<<<<

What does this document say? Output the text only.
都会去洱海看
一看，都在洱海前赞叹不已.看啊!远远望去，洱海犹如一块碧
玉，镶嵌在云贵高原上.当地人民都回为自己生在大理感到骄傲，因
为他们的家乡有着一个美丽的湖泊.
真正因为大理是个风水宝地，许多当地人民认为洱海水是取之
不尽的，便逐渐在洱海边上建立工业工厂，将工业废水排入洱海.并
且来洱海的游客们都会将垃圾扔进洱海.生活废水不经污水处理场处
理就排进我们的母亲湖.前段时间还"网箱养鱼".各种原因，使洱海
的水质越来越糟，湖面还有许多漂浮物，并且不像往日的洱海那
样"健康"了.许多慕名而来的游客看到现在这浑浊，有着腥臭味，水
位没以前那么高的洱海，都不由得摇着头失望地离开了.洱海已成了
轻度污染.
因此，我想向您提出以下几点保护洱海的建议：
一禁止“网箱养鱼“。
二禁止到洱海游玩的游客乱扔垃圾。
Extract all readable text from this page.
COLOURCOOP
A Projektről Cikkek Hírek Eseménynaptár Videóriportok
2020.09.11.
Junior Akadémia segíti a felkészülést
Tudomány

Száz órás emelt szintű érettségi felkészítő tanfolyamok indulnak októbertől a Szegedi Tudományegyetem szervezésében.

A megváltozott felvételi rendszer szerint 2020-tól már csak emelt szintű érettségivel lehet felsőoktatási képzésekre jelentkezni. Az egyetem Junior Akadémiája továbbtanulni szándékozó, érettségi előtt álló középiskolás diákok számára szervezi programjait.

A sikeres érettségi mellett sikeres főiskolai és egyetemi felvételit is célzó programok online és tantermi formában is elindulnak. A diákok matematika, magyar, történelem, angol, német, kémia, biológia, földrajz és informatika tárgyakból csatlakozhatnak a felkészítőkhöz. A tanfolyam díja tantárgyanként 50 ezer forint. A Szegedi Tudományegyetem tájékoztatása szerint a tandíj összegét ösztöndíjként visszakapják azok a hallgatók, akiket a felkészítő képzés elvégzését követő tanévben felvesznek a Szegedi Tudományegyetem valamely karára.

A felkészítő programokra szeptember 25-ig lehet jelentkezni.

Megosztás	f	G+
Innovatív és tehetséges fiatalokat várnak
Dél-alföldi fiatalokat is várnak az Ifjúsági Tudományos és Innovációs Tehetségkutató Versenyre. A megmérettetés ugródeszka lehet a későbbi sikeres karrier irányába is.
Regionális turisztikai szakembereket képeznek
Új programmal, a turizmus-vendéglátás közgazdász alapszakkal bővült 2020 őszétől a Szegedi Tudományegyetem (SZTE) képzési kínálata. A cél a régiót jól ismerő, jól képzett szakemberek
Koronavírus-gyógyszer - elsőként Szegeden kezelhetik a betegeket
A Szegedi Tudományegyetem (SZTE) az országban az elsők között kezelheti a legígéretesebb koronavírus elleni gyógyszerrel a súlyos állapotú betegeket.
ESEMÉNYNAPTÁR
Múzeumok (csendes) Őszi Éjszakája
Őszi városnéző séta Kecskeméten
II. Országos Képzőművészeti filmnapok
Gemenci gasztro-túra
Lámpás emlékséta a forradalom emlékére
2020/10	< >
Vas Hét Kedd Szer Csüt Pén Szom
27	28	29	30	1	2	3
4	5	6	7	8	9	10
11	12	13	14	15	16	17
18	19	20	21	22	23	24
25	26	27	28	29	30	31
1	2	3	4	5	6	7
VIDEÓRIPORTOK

>>>>

Scan the material and collect every line that contains "betegeket".

-- THE REPLY --
Koronavírus-gyógyszer - elsőként Szegeden kezelhetik a betegeket
A Szegedi Tudományegyetem (SZTE) az országban az elsők között kezelheti a legígéretesebb koronavírus elleni gyógyszerrel a súlyos állapotú betegeket.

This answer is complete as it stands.